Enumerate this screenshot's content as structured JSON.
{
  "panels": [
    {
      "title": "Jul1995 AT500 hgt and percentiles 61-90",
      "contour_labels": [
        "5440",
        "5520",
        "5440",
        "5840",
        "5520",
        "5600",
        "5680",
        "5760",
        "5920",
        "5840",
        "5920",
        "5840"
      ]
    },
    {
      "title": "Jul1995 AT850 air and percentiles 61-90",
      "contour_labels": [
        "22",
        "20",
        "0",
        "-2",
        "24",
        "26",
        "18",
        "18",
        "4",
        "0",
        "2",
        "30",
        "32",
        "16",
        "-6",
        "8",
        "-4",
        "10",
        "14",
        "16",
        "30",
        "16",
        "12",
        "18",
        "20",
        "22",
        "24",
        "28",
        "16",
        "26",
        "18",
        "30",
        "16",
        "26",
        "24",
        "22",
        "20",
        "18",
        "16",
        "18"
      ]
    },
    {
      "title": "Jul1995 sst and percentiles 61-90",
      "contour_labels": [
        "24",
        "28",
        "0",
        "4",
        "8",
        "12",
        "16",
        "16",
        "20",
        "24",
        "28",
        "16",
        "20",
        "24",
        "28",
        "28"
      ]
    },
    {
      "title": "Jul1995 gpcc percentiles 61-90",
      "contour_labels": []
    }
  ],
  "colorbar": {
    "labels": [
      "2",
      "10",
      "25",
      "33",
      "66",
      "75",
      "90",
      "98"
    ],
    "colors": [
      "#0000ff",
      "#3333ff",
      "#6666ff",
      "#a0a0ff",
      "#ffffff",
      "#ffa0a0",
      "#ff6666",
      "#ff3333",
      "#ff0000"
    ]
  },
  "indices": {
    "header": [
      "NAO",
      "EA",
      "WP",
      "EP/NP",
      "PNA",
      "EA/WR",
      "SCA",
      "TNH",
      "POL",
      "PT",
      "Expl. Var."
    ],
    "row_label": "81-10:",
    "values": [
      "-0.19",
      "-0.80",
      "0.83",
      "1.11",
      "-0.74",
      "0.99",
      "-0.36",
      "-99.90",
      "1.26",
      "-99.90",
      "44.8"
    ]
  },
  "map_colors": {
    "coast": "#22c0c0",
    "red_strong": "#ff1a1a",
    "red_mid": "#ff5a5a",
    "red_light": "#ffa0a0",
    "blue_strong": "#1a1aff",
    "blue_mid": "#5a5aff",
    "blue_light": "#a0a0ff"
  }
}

- **What you will do**
Look through the entries above and list every line containing "title".

- **Task response**
      "title": "Jul1995 AT500 hgt and percentiles 61-90",
      "title": "Jul1995 AT850 air and percentiles 61-90",
      "title": "Jul1995 sst and percentiles 61-90",
      "title": "Jul1995 gpcc percentiles 61-90",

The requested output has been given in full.